__Aim of the exercise__: Pictures do not belong in the copy; quote every entry below exactly.

__Data records__:
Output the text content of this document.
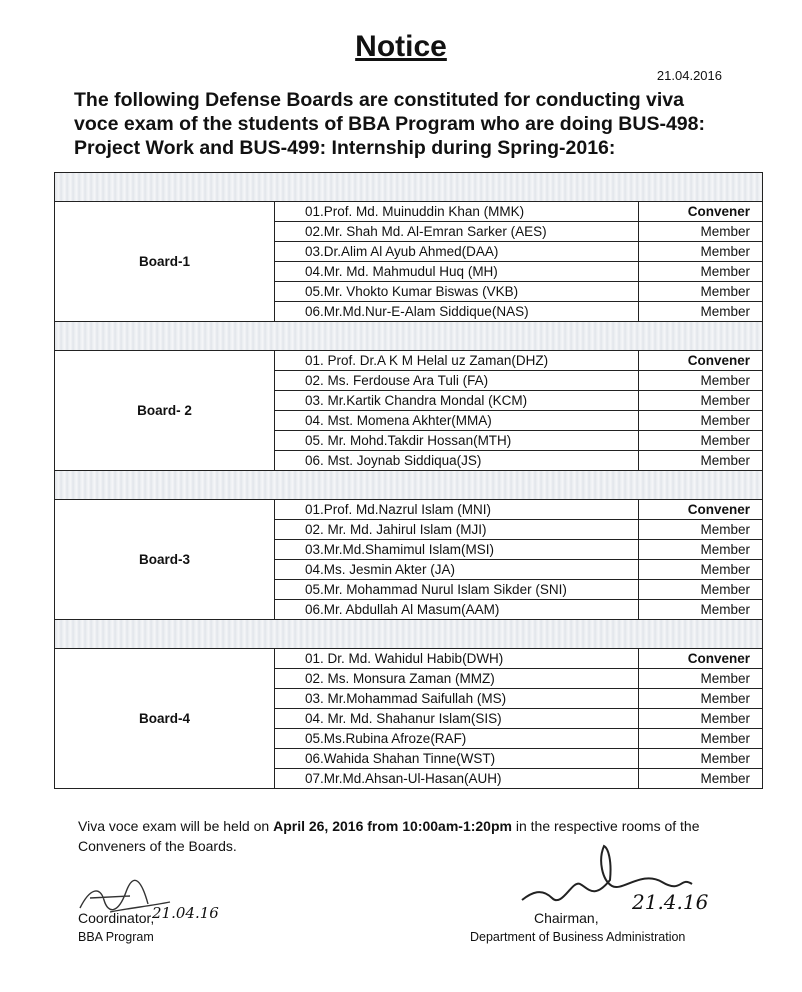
Notice
21.04.2016
The following Defense Boards are constituted for conducting viva voce exam of the students of BBA Program who are doing BUS-498: Project Work and BUS-499: Internship during Spring-2016:

Board-1	01.Prof. Md. Muinuddin Khan (MMK)	Convener
	02.Mr. Shah Md. Al-Emran Sarker (AES)	Member
	03.Dr.Alim Al Ayub Ahmed(DAA)	Member
	04.Mr. Md. Mahmudul Huq (MH)	Member
	05.Mr. Vhokto Kumar Biswas (VKB)	Member
	06.Mr.Md.Nur-E-Alam Siddique(NAS)	Member

Board- 2	01. Prof. Dr.A K M Helal uz Zaman(DHZ)	Convener
	02. Ms. Ferdouse Ara Tuli (FA)	Member
	03. Mr.Kartik Chandra Mondal (KCM)	Member
	04. Mst. Momena Akhter(MMA)	Member
	05. Mr. Mohd.Takdir Hossan(MTH)	Member
	06. Mst. Joynab Siddiqua(JS)	Member

Board-3	01.Prof. Md.Nazrul Islam (MNI)	Convener
	02. Mr. Md. Jahirul Islam (MJI)	Member
	03.Mr.Md.Shamimul Islam(MSI)	Member
	04.Ms. Jesmin Akter (JA)	Member
	05.Mr. Mohammad Nurul Islam Sikder (SNI)	Member
	06.Mr. Abdullah Al Masum(AAM)	Member

Board-4	01. Dr. Md. Wahidul Habib(DWH)	Convener
	02. Ms. Monsura Zaman (MMZ)	Member
	03. Mr.Mohammad Saifullah (MS)	Member
	04. Mr. Md. Shahanur Islam(SIS)	Member
	05.Ms.Rubina Afroze(RAF)	Member
	06.Wahida Shahan Tinne(WST)	Member
	07.Mr.Md.Ahsan-Ul-Hasan(AUH)	Member
Viva voce exam will be held on April 26, 2016 from 10:00am-1:20pm in the respective rooms of the Conveners of the Boards.
Coordinator,
21.04.16
BBA Program
21.4.16
Chairman,
Department of Business Administration
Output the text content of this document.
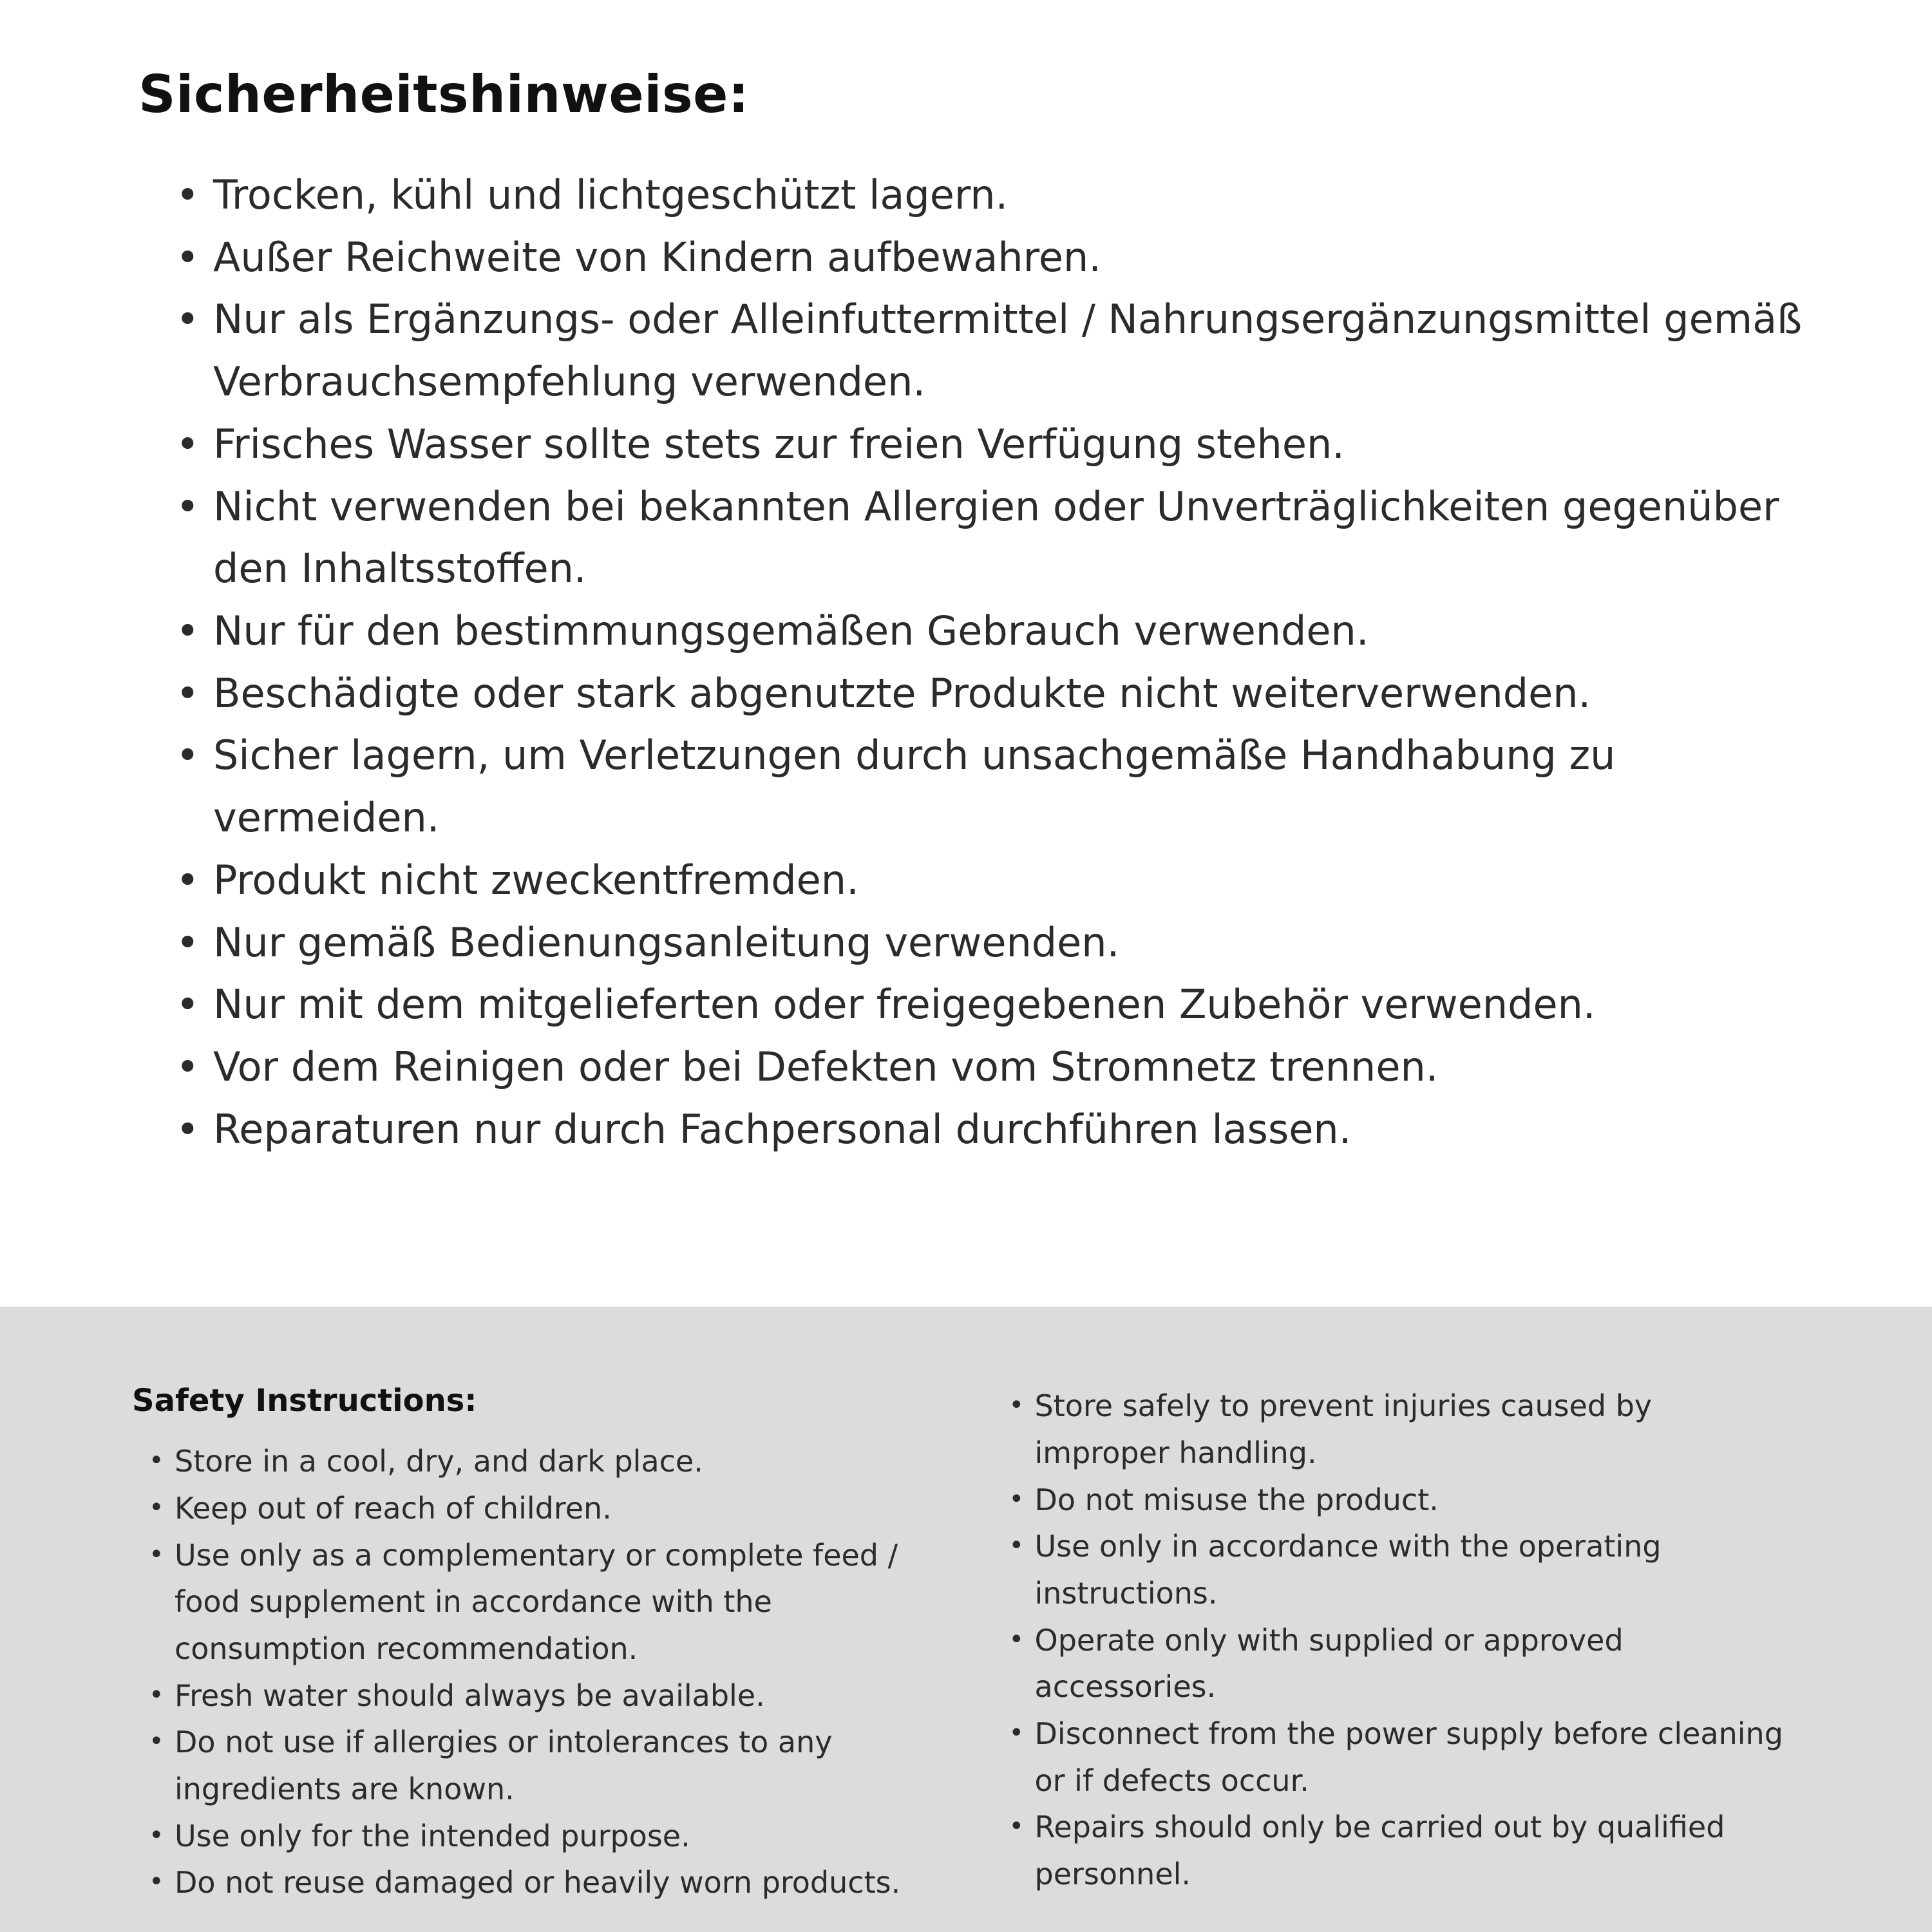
Sicherheitshinweise:
• Trocken, kühl und lichtgeschützt lagern.
• Außer Reichweite von Kindern aufbewahren.
• Nur als Ergänzungs- oder Alleinfuttermittel / Nahrungsergänzungsmittel gemäß Verbrauchsempfehlung verwenden.
• Frisches Wasser sollte stets zur freien Verfügung stehen.
• Nicht verwenden bei bekannten Allergien oder Unverträglichkeiten gegenüber den Inhaltsstoffen.
• Nur für den bestimmungsgemäßen Gebrauch verwenden.
• Beschädigte oder stark abgenutzte Produkte nicht weiterverwenden.
• Sicher lagern, um Verletzungen durch unsachgemäße Handhabung zu vermeiden.
• Produkt nicht zweckentfremden.
• Nur gemäß Bedienungsanleitung verwenden.
• Nur mit dem mitgelieferten oder freigegebenen Zubehör verwenden.
• Vor dem Reinigen oder bei Defekten vom Stromnetz trennen.
• Reparaturen nur durch Fachpersonal durchführen lassen.
Safety Instructions:
• Store in a cool, dry, and dark place.
• Keep out of reach of children.
• Use only as a complementary or complete feed / food supplement in accordance with the consumption recommendation.
• Fresh water should always be available.
• Do not use if allergies or intolerances to any ingredients are known.
• Use only for the intended purpose.
• Do not reuse damaged or heavily worn products.
• Store safely to prevent injuries caused by improper handling.
• Do not misuse the product.
• Use only in accordance with the operating instructions.
• Operate only with supplied or approved accessories.
• Disconnect from the power supply before cleaning or if defects occur.
• Repairs should only be carried out by qualified personnel.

__Exercise result__:
Output the text content of this document.
Notice
21.04.2016
The following Defense Boards are constituted for conducting viva voce exam of the students of BBA Program who are doing BUS-498: Project Work and BUS-499: Internship during Spring-2016:

Board-1	01.Prof. Md. Muinuddin Khan (MMK)	Convener
	02.Mr. Shah Md. Al-Emran Sarker (AES)	Member
	03.Dr.Alim Al Ayub Ahmed(DAA)	Member
	04.Mr. Md. Mahmudul Huq (MH)	Member
	05.Mr. Vhokto Kumar Biswas (VKB)	Member
	06.Mr.Md.Nur-E-Alam Siddique(NAS)	Member

Board- 2	01. Prof. Dr.A K M Helal uz Zaman(DHZ)	Convener
	02. Ms. Ferdouse Ara Tuli (FA)	Member
	03. Mr.Kartik Chandra Mondal (KCM)	Member
	04. Mst. Momena Akhter(MMA)	Member
	05. Mr. Mohd.Takdir Hossan(MTH)	Member
	06. Mst. Joynab Siddiqua(JS)	Member

Board-3	01.Prof. Md.Nazrul Islam (MNI)	Convener
	02. Mr. Md. Jahirul Islam (MJI)	Member
	03.Mr.Md.Shamimul Islam(MSI)	Member
	04.Ms. Jesmin Akter (JA)	Member
	05.Mr. Mohammad Nurul Islam Sikder (SNI)	Member
	06.Mr. Abdullah Al Masum(AAM)	Member

Board-4	01. Dr. Md. Wahidul Habib(DWH)	Convener
	02. Ms. Monsura Zaman (MMZ)	Member
	03. Mr.Mohammad Saifullah (MS)	Member
	04. Mr. Md. Shahanur Islam(SIS)	Member
	05.Ms.Rubina Afroze(RAF)	Member
	06.Wahida Shahan Tinne(WST)	Member
	07.Mr.Md.Ahsan-Ul-Hasan(AUH)	Member
Viva voce exam will be held on April 26, 2016 from 10:00am-1:20pm in the respective rooms of the Conveners of the Boards.
Coordinator,
21.04.16
BBA Program
21.4.16
Chairman,
Department of Business Administration
Output the text content of this document.
Sicherheitshinweise:
• Trocken, kühl und lichtgeschützt lagern.
• Außer Reichweite von Kindern aufbewahren.
• Nur als Ergänzungs- oder Alleinfuttermittel / Nahrungsergänzungsmittel gemäß Verbrauchsempfehlung verwenden.
• Frisches Wasser sollte stets zur freien Verfügung stehen.
• Nicht verwenden bei bekannten Allergien oder Unverträglichkeiten gegenüber den Inhaltsstoffen.
• Nur für den bestimmungsgemäßen Gebrauch verwenden.
• Beschädigte oder stark abgenutzte Produkte nicht weiterverwenden.
• Sicher lagern, um Verletzungen durch unsachgemäße Handhabung zu vermeiden.
• Produkt nicht zweckentfremden.
• Nur gemäß Bedienungsanleitung verwenden.
• Nur mit dem mitgelieferten oder freigegebenen Zubehör verwenden.
• Vor dem Reinigen oder bei Defekten vom Stromnetz trennen.
• Reparaturen nur durch Fachpersonal durchführen lassen.
Safety Instructions:
• Store in a cool, dry, and dark place.
• Keep out of reach of children.
• Use only as a complementary or complete feed / food supplement in accordance with the consumption recommendation.
• Fresh water should always be available.
• Do not use if allergies or intolerances to any ingredients are known.
• Use only for the intended purpose.
• Do not reuse damaged or heavily worn products.
• Store safely to prevent injuries caused by improper handling.
• Do not misuse the product.
• Use only in accordance with the operating instructions.
• Operate only with supplied or approved accessories.
• Disconnect from the power supply before cleaning or if defects occur.
• Repairs should only be carried out by qualified personnel.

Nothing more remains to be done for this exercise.